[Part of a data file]
= = =
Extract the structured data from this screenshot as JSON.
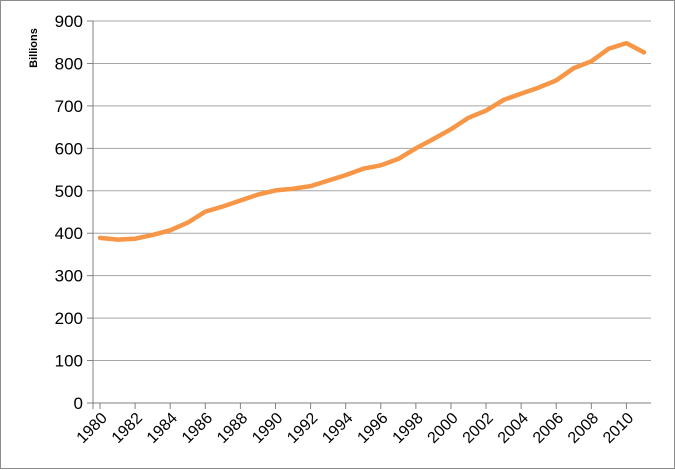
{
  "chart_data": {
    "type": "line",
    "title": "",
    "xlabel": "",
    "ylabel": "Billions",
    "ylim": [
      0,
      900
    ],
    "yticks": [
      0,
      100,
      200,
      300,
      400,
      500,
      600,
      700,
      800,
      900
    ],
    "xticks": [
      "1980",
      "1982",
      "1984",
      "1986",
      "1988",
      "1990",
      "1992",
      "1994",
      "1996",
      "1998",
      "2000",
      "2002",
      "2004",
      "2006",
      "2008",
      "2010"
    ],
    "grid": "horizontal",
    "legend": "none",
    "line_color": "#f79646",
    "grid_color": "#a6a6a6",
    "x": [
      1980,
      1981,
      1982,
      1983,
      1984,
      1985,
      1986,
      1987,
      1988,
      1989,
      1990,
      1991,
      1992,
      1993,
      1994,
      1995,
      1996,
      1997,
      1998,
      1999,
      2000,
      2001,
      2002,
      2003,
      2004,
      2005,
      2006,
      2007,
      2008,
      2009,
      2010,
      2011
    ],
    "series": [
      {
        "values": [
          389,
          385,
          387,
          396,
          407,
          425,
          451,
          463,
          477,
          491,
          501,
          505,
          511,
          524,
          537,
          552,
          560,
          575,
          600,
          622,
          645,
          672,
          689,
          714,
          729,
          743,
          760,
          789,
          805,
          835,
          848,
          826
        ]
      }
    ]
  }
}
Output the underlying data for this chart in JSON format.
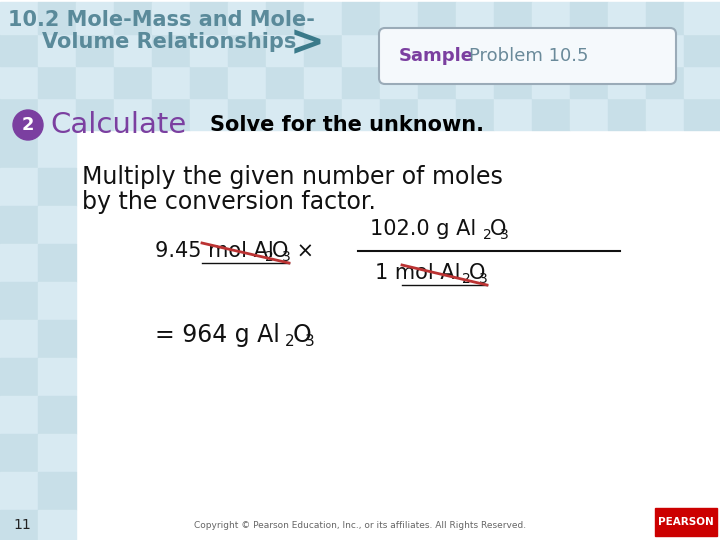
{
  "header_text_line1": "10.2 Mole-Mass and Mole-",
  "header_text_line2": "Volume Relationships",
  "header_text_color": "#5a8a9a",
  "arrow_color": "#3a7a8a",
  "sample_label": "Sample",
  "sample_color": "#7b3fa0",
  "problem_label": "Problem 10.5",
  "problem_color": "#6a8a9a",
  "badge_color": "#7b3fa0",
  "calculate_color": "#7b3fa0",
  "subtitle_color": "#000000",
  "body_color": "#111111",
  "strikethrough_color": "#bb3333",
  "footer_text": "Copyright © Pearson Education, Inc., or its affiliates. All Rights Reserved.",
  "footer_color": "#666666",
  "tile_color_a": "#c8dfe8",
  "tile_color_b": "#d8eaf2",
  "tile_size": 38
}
= = =
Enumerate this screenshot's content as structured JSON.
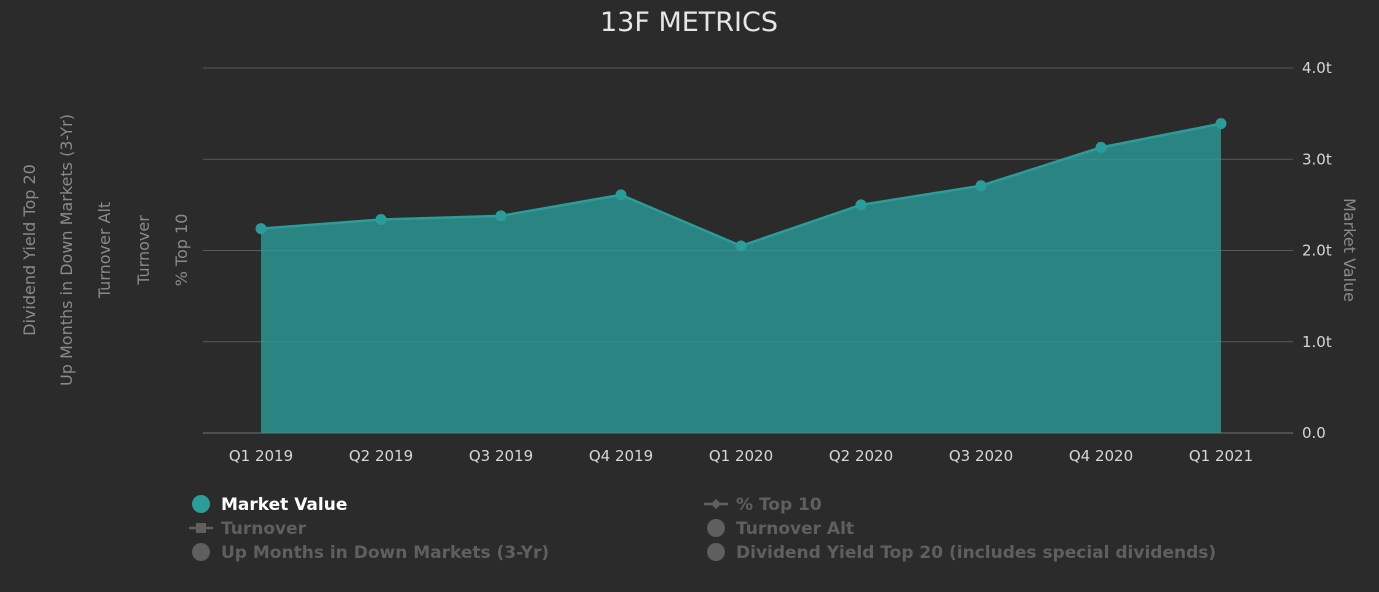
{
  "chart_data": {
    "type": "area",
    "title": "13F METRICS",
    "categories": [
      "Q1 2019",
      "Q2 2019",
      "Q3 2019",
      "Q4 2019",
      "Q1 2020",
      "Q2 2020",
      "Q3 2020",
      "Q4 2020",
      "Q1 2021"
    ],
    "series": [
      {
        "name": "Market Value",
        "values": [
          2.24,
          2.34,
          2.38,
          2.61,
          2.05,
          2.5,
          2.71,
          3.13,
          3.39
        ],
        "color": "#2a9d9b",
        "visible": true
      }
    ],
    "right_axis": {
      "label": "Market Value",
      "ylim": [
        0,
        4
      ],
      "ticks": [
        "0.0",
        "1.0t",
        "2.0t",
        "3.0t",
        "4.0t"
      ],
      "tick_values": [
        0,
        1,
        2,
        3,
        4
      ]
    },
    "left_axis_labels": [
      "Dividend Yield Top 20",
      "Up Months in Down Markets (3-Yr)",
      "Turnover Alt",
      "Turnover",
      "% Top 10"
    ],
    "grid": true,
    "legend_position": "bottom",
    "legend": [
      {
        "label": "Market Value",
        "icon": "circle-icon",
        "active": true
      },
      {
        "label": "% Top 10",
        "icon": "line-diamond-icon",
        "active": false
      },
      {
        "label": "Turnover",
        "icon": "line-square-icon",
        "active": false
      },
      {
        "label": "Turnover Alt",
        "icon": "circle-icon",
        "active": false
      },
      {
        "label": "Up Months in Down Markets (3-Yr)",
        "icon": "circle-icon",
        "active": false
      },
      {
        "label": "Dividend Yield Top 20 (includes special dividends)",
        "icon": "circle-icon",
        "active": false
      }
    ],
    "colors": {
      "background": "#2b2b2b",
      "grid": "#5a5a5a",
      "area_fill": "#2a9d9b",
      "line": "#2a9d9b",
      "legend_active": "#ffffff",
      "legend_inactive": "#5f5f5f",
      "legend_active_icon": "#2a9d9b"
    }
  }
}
= = =
_Directions_
Using the records above, find and show each line with the string "screenshot".

_Worked answer_
Extract the structured data from this screenshot as JSON.
Enumerate this screenshot's content as structured JSON.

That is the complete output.